** start of Record excerpts **
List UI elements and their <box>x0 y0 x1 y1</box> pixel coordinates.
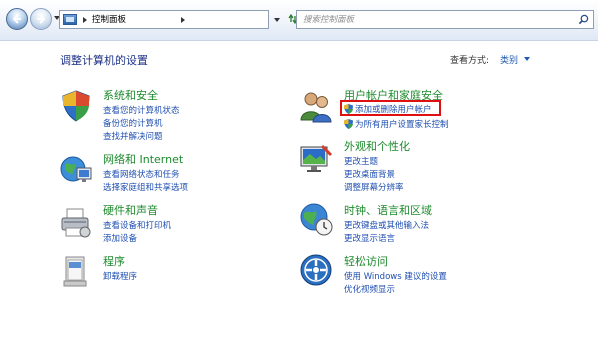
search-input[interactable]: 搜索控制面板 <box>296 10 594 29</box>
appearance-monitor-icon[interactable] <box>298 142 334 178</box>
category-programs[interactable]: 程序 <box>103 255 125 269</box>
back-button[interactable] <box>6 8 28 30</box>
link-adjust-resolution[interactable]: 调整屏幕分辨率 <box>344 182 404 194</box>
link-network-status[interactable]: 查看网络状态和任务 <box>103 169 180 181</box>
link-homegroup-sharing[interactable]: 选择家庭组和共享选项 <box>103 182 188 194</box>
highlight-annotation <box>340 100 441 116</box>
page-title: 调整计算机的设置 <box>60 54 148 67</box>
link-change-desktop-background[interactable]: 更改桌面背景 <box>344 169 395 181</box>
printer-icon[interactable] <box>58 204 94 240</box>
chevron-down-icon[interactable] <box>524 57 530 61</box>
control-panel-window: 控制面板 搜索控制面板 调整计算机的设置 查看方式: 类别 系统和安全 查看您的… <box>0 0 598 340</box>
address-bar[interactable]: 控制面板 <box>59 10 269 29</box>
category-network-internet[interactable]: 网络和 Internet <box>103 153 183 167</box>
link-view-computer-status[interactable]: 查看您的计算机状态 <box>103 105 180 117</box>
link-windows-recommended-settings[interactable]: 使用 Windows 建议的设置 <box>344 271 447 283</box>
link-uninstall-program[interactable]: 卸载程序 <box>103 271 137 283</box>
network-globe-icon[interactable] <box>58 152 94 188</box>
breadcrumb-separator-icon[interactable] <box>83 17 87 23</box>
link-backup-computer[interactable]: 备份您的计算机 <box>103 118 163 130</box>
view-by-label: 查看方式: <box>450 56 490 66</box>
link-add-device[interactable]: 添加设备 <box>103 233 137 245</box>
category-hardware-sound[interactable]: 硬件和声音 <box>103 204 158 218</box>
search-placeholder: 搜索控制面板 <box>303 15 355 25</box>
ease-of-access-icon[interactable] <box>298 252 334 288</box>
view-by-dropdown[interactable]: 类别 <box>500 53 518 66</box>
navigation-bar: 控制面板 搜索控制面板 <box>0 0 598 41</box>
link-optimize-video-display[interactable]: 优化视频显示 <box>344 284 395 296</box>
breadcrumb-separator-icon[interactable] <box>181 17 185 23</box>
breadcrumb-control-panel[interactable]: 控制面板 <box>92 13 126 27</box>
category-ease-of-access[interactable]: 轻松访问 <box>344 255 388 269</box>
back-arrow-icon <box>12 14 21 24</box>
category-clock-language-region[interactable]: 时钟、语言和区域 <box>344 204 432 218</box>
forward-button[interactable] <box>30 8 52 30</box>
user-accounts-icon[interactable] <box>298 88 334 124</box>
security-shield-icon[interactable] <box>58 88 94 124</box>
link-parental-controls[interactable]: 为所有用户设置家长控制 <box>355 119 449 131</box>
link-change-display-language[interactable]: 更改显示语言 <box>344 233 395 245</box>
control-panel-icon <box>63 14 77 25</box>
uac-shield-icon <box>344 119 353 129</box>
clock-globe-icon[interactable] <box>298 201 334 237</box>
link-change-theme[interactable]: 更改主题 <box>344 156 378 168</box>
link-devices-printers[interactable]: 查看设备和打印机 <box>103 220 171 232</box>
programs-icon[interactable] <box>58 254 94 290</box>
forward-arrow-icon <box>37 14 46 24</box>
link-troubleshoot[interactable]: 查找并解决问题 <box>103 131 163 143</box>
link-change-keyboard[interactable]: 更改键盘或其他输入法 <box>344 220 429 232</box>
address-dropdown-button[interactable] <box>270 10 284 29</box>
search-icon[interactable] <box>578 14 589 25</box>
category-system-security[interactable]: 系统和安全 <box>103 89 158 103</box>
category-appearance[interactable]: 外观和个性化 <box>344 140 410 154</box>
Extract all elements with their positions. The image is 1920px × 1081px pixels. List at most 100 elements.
** end of Record excerpts **
Put every line of the records above into a numbered list, skipping blank lines and leaving out the pictures.

**Task output:**
1. List UI elements and their <box>x0 y0 x1 y1</box> pixel coordinates.
2. search-input[interactable]: 搜索控制面板 <box>296 10 594 29</box>
3. appearance-monitor-icon[interactable] <box>298 142 334 178</box>
4. category-programs[interactable]: 程序 <box>103 255 125 269</box>
5. back-button[interactable] <box>6 8 28 30</box>
6. link-adjust-resolution[interactable]: 调整屏幕分辨率 <box>344 182 404 194</box>
7. link-network-status[interactable]: 查看网络状态和任务 <box>103 169 180 181</box>
8. link-homegroup-sharing[interactable]: 选择家庭组和共享选项 <box>103 182 188 194</box>
9. highlight-annotation <box>340 100 441 116</box>
10. page-title: 调整计算机的设置 <box>60 54 148 67</box>
11. link-change-desktop-background[interactable]: 更改桌面背景 <box>344 169 395 181</box>
12. printer-icon[interactable] <box>58 204 94 240</box>
13. chevron-down-icon[interactable] <box>524 57 530 61</box>
14. control-panel-window: 控制面板 搜索控制面板 调整计算机的设置 查看方式: 类别 系统和安全 查看您的… <box>0 0 598 340</box>
15. address-bar[interactable]: 控制面板 <box>59 10 269 29</box>
16. category-network-internet[interactable]: 网络和 Internet <box>103 153 183 167</box>
17. link-view-computer-status[interactable]: 查看您的计算机状态 <box>103 105 180 117</box>
18. link-windows-recommended-settings[interactable]: 使用 Windows 建议的设置 <box>344 271 447 283</box>
19. link-uninstall-program[interactable]: 卸载程序 <box>103 271 137 283</box>
20. network-globe-icon[interactable] <box>58 152 94 188</box>
21. breadcrumb-separator-icon[interactable] <box>83 17 87 23</box>
22. link-backup-computer[interactable]: 备份您的计算机 <box>103 118 163 130</box>
23. view-by-label: 查看方式: <box>450 56 490 66</box>
24. link-add-device[interactable]: 添加设备 <box>103 233 137 245</box>
25. category-hardware-sound[interactable]: 硬件和声音 <box>103 204 158 218</box>
26. search-placeholder: 搜索控制面板 <box>303 15 355 25</box>
27. ease-of-access-icon[interactable] <box>298 252 334 288</box>
28. view-by-dropdown[interactable]: 类别 <box>500 53 518 66</box>
29. navigation-bar: 控制面板 搜索控制面板 <box>0 0 598 41</box>
30. link-optimize-video-display[interactable]: 优化视频显示 <box>344 284 395 296</box>
31. breadcrumb-separator-icon[interactable] <box>181 17 185 23</box>
32. breadcrumb-control-panel[interactable]: 控制面板 <box>92 13 126 27</box>
33. category-ease-of-access[interactable]: 轻松访问 <box>344 255 388 269</box>
34. back-arrow-icon <box>12 14 21 24</box>
35. category-clock-language-region[interactable]: 时钟、语言和区域 <box>344 204 432 218</box>
36. forward-button[interactable] <box>30 8 52 30</box>
37. user-accounts-icon[interactable] <box>298 88 334 124</box>
38. security-shield-icon[interactable] <box>58 88 94 124</box>
39. link-parental-controls[interactable]: 为所有用户设置家长控制 <box>355 119 449 131</box>
40. link-change-display-language[interactable]: 更改显示语言 <box>344 233 395 245</box>
41. control-panel-icon <box>63 14 77 25</box>
42. uac-shield-icon <box>344 119 353 129</box>
43. clock-globe-icon[interactable] <box>298 201 334 237</box>
44. link-change-theme[interactable]: 更改主题 <box>344 156 378 168</box>
45. link-devices-printers[interactable]: 查看设备和打印机 <box>103 220 171 232</box>
46. programs-icon[interactable] <box>58 254 94 290</box>
47. forward-arrow-icon <box>37 14 46 24</box>
48. link-troubleshoot[interactable]: 查找并解决问题 <box>103 131 163 143</box>
49. link-change-keyboard[interactable]: 更改键盘或其他输入法 <box>344 220 429 232</box>
50. address-dropdown-button[interactable] <box>270 10 284 29</box>
51. search-icon[interactable] <box>578 14 589 25</box>
52. category-system-security[interactable]: 系统和安全 <box>103 89 158 103</box>
53. category-appearance[interactable]: 外观和个性化 <box>344 140 410 154</box>
54. Extract all elements with their positions. The image is 1920px × 1081px pixels. List at most 100 elements.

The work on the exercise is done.